### Aim of the exercise
Which lines below hold the word "this"? Copy all of them.

Rows from a figure dataset:

_____

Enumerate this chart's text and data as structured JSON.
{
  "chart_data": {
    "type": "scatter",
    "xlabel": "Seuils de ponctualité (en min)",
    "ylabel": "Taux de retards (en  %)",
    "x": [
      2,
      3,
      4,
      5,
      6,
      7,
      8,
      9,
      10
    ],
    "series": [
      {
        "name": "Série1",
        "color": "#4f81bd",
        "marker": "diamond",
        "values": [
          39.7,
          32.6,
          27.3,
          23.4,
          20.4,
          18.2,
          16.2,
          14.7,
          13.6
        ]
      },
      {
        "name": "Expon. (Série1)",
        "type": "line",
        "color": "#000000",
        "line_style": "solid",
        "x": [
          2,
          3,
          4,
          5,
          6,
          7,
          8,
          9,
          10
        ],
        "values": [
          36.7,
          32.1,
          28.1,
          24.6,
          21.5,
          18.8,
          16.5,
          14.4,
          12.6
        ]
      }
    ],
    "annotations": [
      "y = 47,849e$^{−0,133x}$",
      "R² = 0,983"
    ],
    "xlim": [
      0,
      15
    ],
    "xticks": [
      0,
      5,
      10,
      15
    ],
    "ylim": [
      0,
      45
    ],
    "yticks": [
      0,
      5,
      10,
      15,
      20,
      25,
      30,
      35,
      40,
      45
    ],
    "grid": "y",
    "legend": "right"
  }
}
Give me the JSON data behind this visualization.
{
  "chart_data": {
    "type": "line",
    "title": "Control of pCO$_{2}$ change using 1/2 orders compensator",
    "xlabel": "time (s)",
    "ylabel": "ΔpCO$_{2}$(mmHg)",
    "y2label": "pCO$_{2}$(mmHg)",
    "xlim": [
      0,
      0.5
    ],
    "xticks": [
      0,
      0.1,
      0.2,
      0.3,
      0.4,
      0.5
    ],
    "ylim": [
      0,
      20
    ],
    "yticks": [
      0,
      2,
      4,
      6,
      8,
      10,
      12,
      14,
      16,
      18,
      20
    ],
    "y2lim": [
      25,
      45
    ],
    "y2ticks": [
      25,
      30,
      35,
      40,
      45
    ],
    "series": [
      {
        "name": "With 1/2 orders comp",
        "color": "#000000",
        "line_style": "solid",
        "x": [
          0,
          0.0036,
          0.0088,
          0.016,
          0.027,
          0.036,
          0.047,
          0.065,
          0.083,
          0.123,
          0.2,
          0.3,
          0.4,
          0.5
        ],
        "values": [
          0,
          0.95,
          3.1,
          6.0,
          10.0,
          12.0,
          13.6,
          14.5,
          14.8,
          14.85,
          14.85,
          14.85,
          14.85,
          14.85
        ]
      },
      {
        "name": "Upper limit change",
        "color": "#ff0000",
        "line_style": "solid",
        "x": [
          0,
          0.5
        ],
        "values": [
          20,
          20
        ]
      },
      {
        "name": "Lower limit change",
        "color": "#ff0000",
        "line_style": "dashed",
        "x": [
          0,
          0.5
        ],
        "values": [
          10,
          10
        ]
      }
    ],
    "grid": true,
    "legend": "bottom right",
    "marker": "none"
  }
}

_____

### Finished task
Enumerate this chart's text and data as structured JSON.
Give me the JSON data behind this visualization.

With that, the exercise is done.